#### [Exercise details]
Tally the lines that include "Vide". Output the number only.

#### [Listing]
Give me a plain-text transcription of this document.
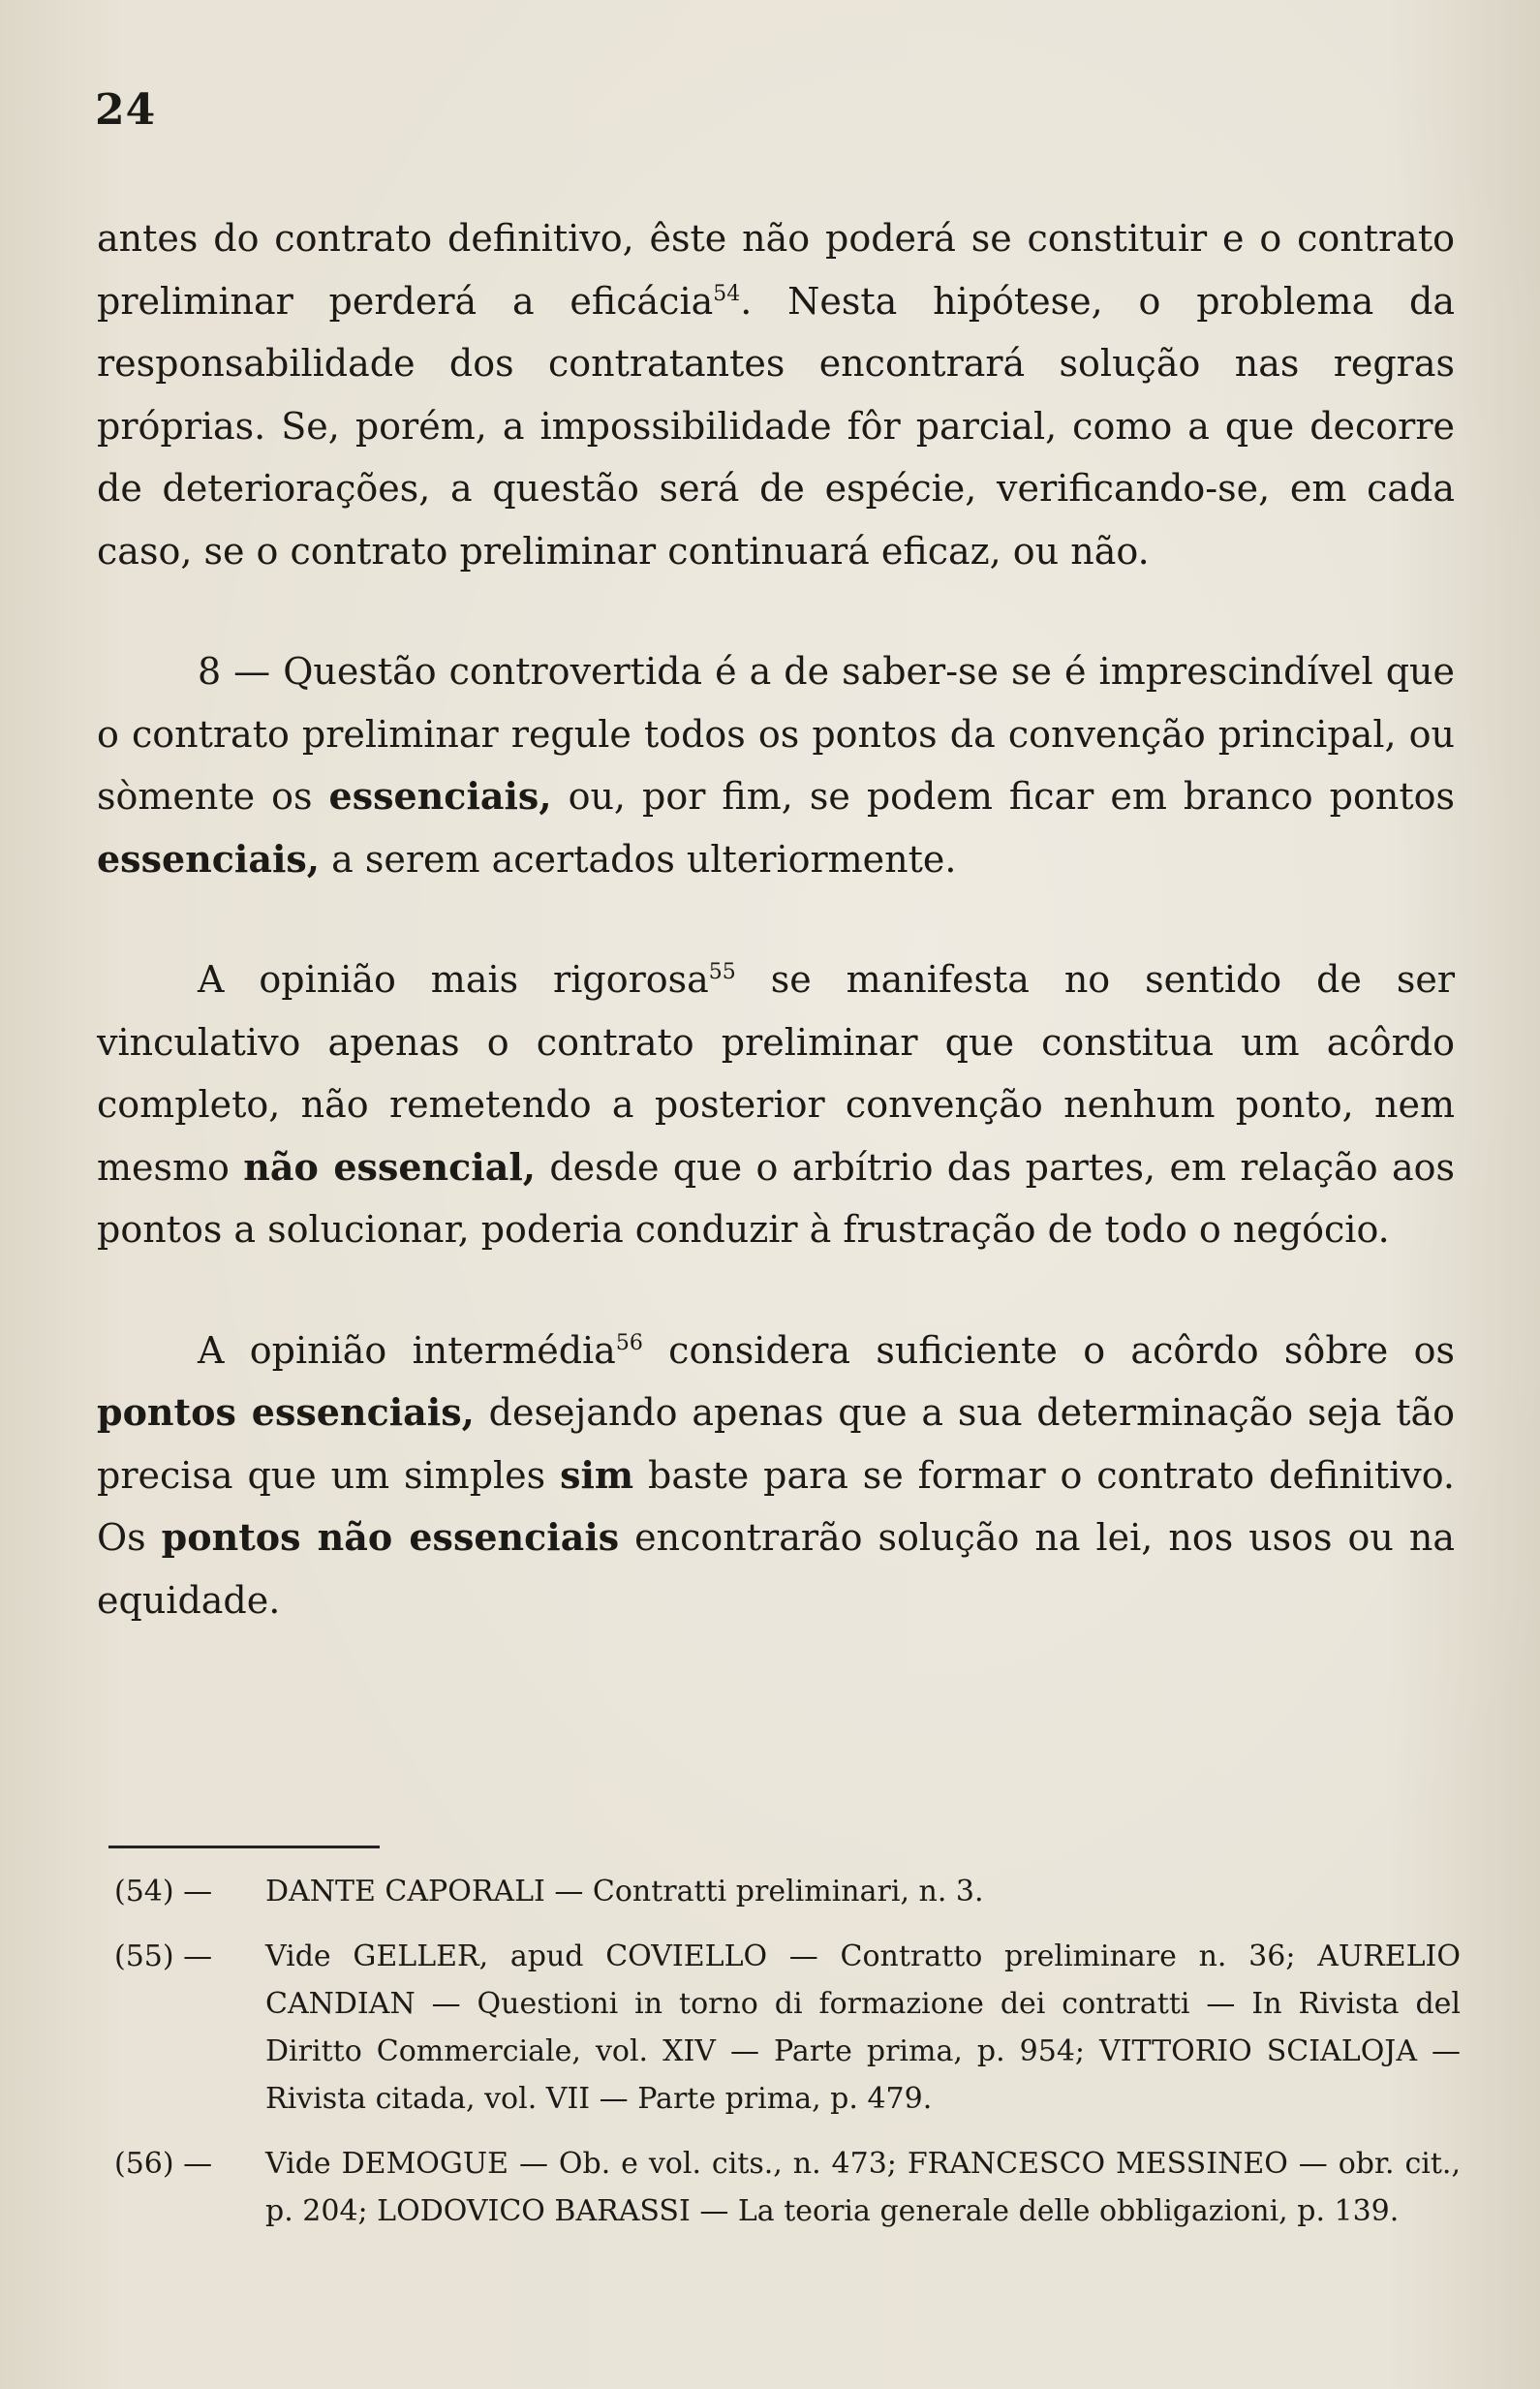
24

antes do contrato definitivo, êste não poderá se constituir e o contrato preliminar perderá a eficácia$^{54}$. Nesta hipótese, o problema da responsabilidade dos contratantes encontrará solução nas regras próprias. Se, porém, a impossibilidade fôr parcial, como a que decorre de deteriorações, a questão será de espécie, verificando-se, em cada caso, se o contrato preliminar continuará eficaz, ou não.

8 — Questão controvertida é a de saber-se se é imprescindível que o contrato preliminar regule todos os pontos da convenção principal, ou sòmente os essenciais, ou, por fim, se podem ficar em branco pontos essenciais, a serem acertados ulteriormente.

A opinião mais rigorosa$^{55}$ se manifesta no sentido de ser vinculativo apenas o contrato preliminar que constitua um acôrdo completo, não remetendo a posterior convenção nenhum ponto, nem mesmo não essencial, desde que o arbítrio das partes, em relação aos pontos a solucionar, poderia conduzir à frustração de todo o negócio.

A opinião intermédia$^{56}$ considera suficiente o acôrdo sôbre os pontos essenciais, desejando apenas que a sua determinação seja tão precisa que um simples sim baste para se formar o contrato definitivo. Os pontos não essenciais encontrarão solução na lei, nos usos ou na equidade.

(54) —	DANTE CAPORALI — Contratti preliminari, n. 3.
(55) —	Vide GELLER, apud COVIELLO — Contratto preliminare n. 36; AURELIO CANDIAN — Questioni in torno di formazione dei contratti — In Rivista del Diritto Commerciale, vol. XIV — Parte prima, p. 954; VITTORIO SCIALOJA — Rivista citada, vol. VII — Parte prima, p. 479.
(56) —	Vide DEMOGUE — Ob. e vol. cits., n. 473; FRANCESCO MESSINEO — obr. cit., p. 204; LODOVICO BARASSI — La teoria generale delle obbligazioni, p. 139.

#### [Exercise output]
2